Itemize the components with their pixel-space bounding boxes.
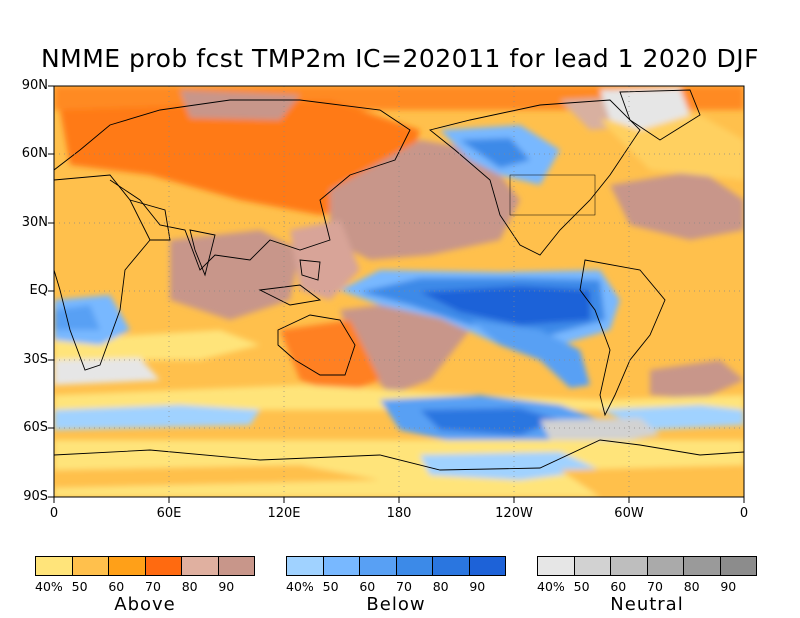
legend-neutral-tick: 40% [537, 579, 565, 594]
legend-above-tick: 50 [71, 579, 88, 594]
legend-above-swatch [218, 557, 254, 575]
legend-neutral-tick: 70 [647, 579, 663, 594]
legend-below-tick: 50 [322, 579, 339, 594]
legend-above-tick: 80 [181, 579, 198, 594]
lat-label-eq: EQ [29, 283, 48, 298]
legend-below-swatch [287, 557, 324, 575]
legend-below-name: Below [366, 594, 426, 615]
lon-label-60e: 60E [156, 506, 182, 521]
legend-above-swatch [72, 557, 109, 575]
legend-neutral-swatch [538, 557, 575, 575]
legend-below-swatch [433, 557, 470, 575]
legend-neutral-swatch [647, 557, 684, 575]
lat-label-60s: 60S [23, 420, 48, 435]
legend-neutral-colorbar [537, 556, 757, 576]
legend-above-colorbar [35, 556, 255, 576]
legend-above-tick: 40% [35, 579, 63, 594]
legend-neutral-tick: 50 [573, 579, 590, 594]
legend-neutral-tick: 90 [720, 579, 737, 594]
lon-label-0-east: 0 [739, 506, 749, 521]
legend-neutral-swatch [574, 557, 611, 575]
legend-below: 40% 50 60 70 80 90 Below [286, 556, 506, 615]
lat-label-60n: 60N [21, 146, 48, 161]
lon-label-120e: 120E [267, 506, 301, 521]
legend-neutral-name: Neutral [610, 594, 684, 615]
lat-label-90n: 90N [21, 78, 48, 93]
legend-neutral-tick: 60 [610, 579, 627, 594]
lat-label-30s: 30S [23, 352, 48, 367]
legend-neutral-swatch [720, 557, 756, 575]
legend-below-swatch [469, 557, 505, 575]
legend-below-tick: 80 [432, 579, 449, 594]
legend-below-colorbar [286, 556, 506, 576]
legend-below-swatch [323, 557, 360, 575]
legend-above: 40% 50 60 70 80 90 Above [35, 556, 255, 615]
lon-label-120w: 120W [495, 506, 533, 521]
legend-neutral-swatch [684, 557, 721, 575]
legend-neutral-swatch [611, 557, 648, 575]
legend-above-tick: 90 [218, 579, 235, 594]
legend-above-swatch [109, 557, 146, 575]
legend-neutral-tick: 80 [683, 579, 700, 594]
lat-label-90s: 90S [23, 489, 48, 504]
legend-below-tick: 60 [359, 579, 376, 594]
lat-label-30n: 30N [21, 215, 48, 230]
legend-below-swatch [360, 557, 397, 575]
legend-neutral: 40% 50 60 70 80 90 Neutral [537, 556, 757, 615]
legend-above-tick: 70 [145, 579, 161, 594]
legend-above-swatch [36, 557, 73, 575]
legend-above-swatch [145, 557, 182, 575]
legend-below-swatch [396, 557, 433, 575]
lon-label-60w: 60W [614, 506, 644, 521]
legend-below-tick: 90 [469, 579, 486, 594]
legend-above-name: Above [114, 594, 176, 615]
lon-label-180: 180 [386, 506, 412, 521]
legend-above-tick: 60 [108, 579, 125, 594]
legend-above-swatch [182, 557, 219, 575]
lon-label-0: 0 [49, 506, 59, 521]
chart-title: NMME prob fcst TMP2m IC=202011 for lead … [40, 44, 760, 73]
legend-below-tick: 70 [396, 579, 412, 594]
legend-below-tick: 40% [286, 579, 314, 594]
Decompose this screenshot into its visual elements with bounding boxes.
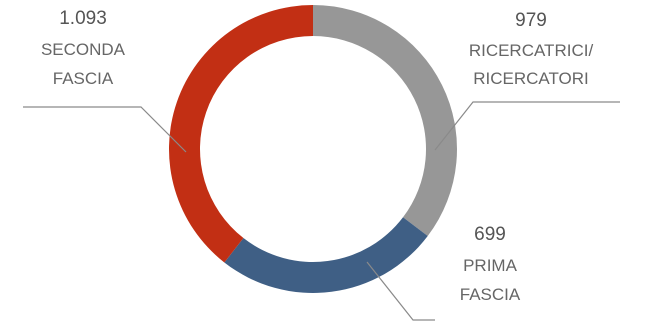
slice-ricercatori: [313, 5, 457, 237]
category-label-ricercatori-line1: RICERCATRICI/: [469, 41, 594, 60]
value-label-prima-fascia: 699: [474, 224, 506, 245]
slice-seconda-fascia: [169, 5, 313, 263]
leader-line-ricercatori: [434, 101, 620, 151]
leader-line-prima-fascia: [366, 261, 435, 321]
category-label-seconda-fascia-line2: FASCIA: [53, 69, 114, 88]
category-label-prima-fascia-line1: PRIMA: [463, 256, 518, 275]
leader-line-seconda-fascia: [23, 106, 187, 153]
value-label-ricercatori: 979: [515, 10, 547, 31]
category-label-ricercatori-line2: RICERCATORI: [473, 69, 589, 88]
category-label-prima-fascia-line2: FASCIA: [460, 285, 521, 304]
value-label-seconda-fascia: 1.093: [59, 8, 107, 29]
donut-ring: [169, 5, 457, 293]
slice-prima-fascia: [224, 217, 428, 293]
category-label-seconda-fascia-line1: SECONDA: [41, 40, 126, 59]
══════════
**Given problem**
Format every line from the one containing "slice-ricercatori: [313, 5, 457, 237]" through the last line of the entries as a JSON list of strings, one string per line, omitting any blank lines.

**Answer below**
[
  "slice-ricercatori: [313, 5, 457, 237]",
  "category-label-ricercatori-line1: RICERCATRICI/: [469, 41, 594, 60]",
  "value-label-prima-fascia: 699: [474, 224, 506, 245]",
  "slice-seconda-fascia: [169, 5, 313, 263]",
  "leader-line-ricercatori: [434, 101, 620, 151]",
  "leader-line-prima-fascia: [366, 261, 435, 321]",
  "category-label-seconda-fascia-line2: FASCIA: [53, 69, 114, 88]",
  "category-label-prima-fascia-line1: PRIMA: [463, 256, 518, 275]",
  "leader-line-seconda-fascia: [23, 106, 187, 153]",
  "value-label-ricercatori: 979: [515, 10, 547, 31]",
  "category-label-ricercatori-line2: RICERCATORI: [473, 69, 589, 88]",
  "category-label-prima-fascia-line2: FASCIA: [460, 285, 521, 304]",
  "value-label-seconda-fascia: 1.093: [59, 8, 107, 29]",
  "donut-ring: [169, 5, 457, 293]",
  "slice-prima-fascia: [224, 217, 428, 293]",
  "category-label-seconda-fascia-line1: SECONDA: [41, 40, 126, 59]"
]